◆ WHAT IS REQUIRED
Whenever a line below holds the word "decay", copy that line.

## START ITEMS

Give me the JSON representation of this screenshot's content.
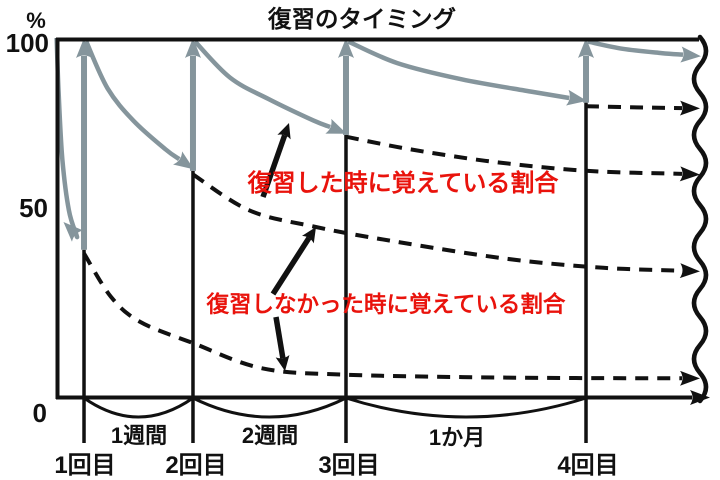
{
  "title": "復習のタイミング",
  "y_axis": {
    "unit": "%",
    "tick_top": "100",
    "tick_mid": "50",
    "tick_bottom": "0"
  },
  "x_axis": {
    "review_labels": [
      "1回目",
      "2回目",
      "3回目",
      "4回目"
    ],
    "interval_labels": [
      "1週間",
      "2週間",
      "1か月"
    ]
  },
  "annotations": {
    "reviewed_label": "復習した時に覚えている割合",
    "not_reviewed_label": "復習しなかった時に覚えている割合",
    "arrows": [
      {
        "from": [
          263,
          197
        ],
        "to": [
          289,
          123
        ]
      },
      {
        "from": [
          273,
          294
        ],
        "to": [
          316,
          227
        ]
      },
      {
        "from": [
          276,
          317
        ],
        "to": [
          285,
          371
        ]
      }
    ]
  },
  "colors": {
    "ink": "#111111",
    "gray_curve": "#85959C",
    "annotation_red": "#E9130C",
    "background": "#FFFFFF"
  },
  "chart_data": {
    "type": "line",
    "title": "復習のタイミング",
    "ylabel": "%",
    "ylim": [
      0,
      100
    ],
    "y_ticks": [
      0,
      50,
      100
    ],
    "x_note": "x is fraction of plot width; review intervals widen (1週間, 2週間, 1か月); right edge = continuation (wavy line)",
    "reviews": [
      {
        "label": "1回目",
        "x": 0.0435,
        "retention_at_review": 41
      },
      {
        "label": "2回目",
        "x": 0.2127,
        "retention_at_review": 63
      },
      {
        "label": "3回目",
        "x": 0.4503,
        "retention_at_review": 73
      },
      {
        "label": "4回目",
        "x": 0.823,
        "retention_at_review": 82
      }
    ],
    "series": [
      {
        "name": "initial-decay",
        "group": "reviewed",
        "style": "solid",
        "points": [
          [
            0.001,
            100
          ],
          [
            0.004,
            85
          ],
          [
            0.01,
            66
          ],
          [
            0.02,
            52
          ],
          [
            0.032,
            45
          ],
          [
            0.0435,
            41
          ]
        ]
      },
      {
        "name": "decay-after-review-1",
        "group": "reviewed",
        "style": "solid",
        "points": [
          [
            0.047,
            99
          ],
          [
            0.08,
            86
          ],
          [
            0.12,
            77
          ],
          [
            0.17,
            69
          ],
          [
            0.2127,
            63.5
          ]
        ]
      },
      {
        "name": "decay-after-review-2",
        "group": "reviewed",
        "style": "solid",
        "points": [
          [
            0.216,
            99
          ],
          [
            0.27,
            89
          ],
          [
            0.33,
            83
          ],
          [
            0.4,
            77
          ],
          [
            0.4503,
            73.5
          ]
        ]
      },
      {
        "name": "decay-after-review-3",
        "group": "reviewed",
        "style": "solid",
        "points": [
          [
            0.454,
            99
          ],
          [
            0.53,
            93
          ],
          [
            0.63,
            88.5
          ],
          [
            0.74,
            85
          ],
          [
            0.823,
            82.5
          ]
        ]
      },
      {
        "name": "decay-after-review-4",
        "group": "reviewed",
        "style": "solid",
        "points": [
          [
            0.826,
            99
          ],
          [
            0.88,
            97
          ],
          [
            0.94,
            95.8
          ],
          [
            1.0,
            95
          ]
        ]
      },
      {
        "name": "no-review-from-1",
        "group": "not_reviewed",
        "style": "dashed",
        "points": [
          [
            0.0435,
            40
          ],
          [
            0.085,
            28
          ],
          [
            0.13,
            21
          ],
          [
            0.2127,
            15
          ],
          [
            0.32,
            8
          ],
          [
            0.4503,
            6.2
          ],
          [
            0.7,
            5.4
          ],
          [
            1.0,
            5.2
          ]
        ]
      },
      {
        "name": "no-review-from-2",
        "group": "not_reviewed",
        "style": "dashed",
        "points": [
          [
            0.2127,
            62
          ],
          [
            0.3,
            52
          ],
          [
            0.4,
            47.5
          ],
          [
            0.52,
            43.5
          ],
          [
            0.7,
            38.5
          ],
          [
            0.85,
            36
          ],
          [
            1.0,
            35
          ]
        ]
      },
      {
        "name": "no-review-from-3",
        "group": "not_reviewed",
        "style": "dashed",
        "points": [
          [
            0.4503,
            72.5
          ],
          [
            0.55,
            69
          ],
          [
            0.68,
            65.5
          ],
          [
            0.823,
            63
          ],
          [
            1.0,
            62
          ]
        ]
      },
      {
        "name": "no-review-from-4",
        "group": "not_reviewed",
        "style": "dashed",
        "points": [
          [
            0.823,
            81
          ],
          [
            0.92,
            80.6
          ],
          [
            1.0,
            80.4
          ]
        ]
      }
    ]
  }
}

## END ITEMS

◆ TASK RESULT
        "name": "initial-decay",
        "name": "decay-after-review-1",
        "name": "decay-after-review-2",
        "name": "decay-after-review-3",
        "name": "decay-after-review-4",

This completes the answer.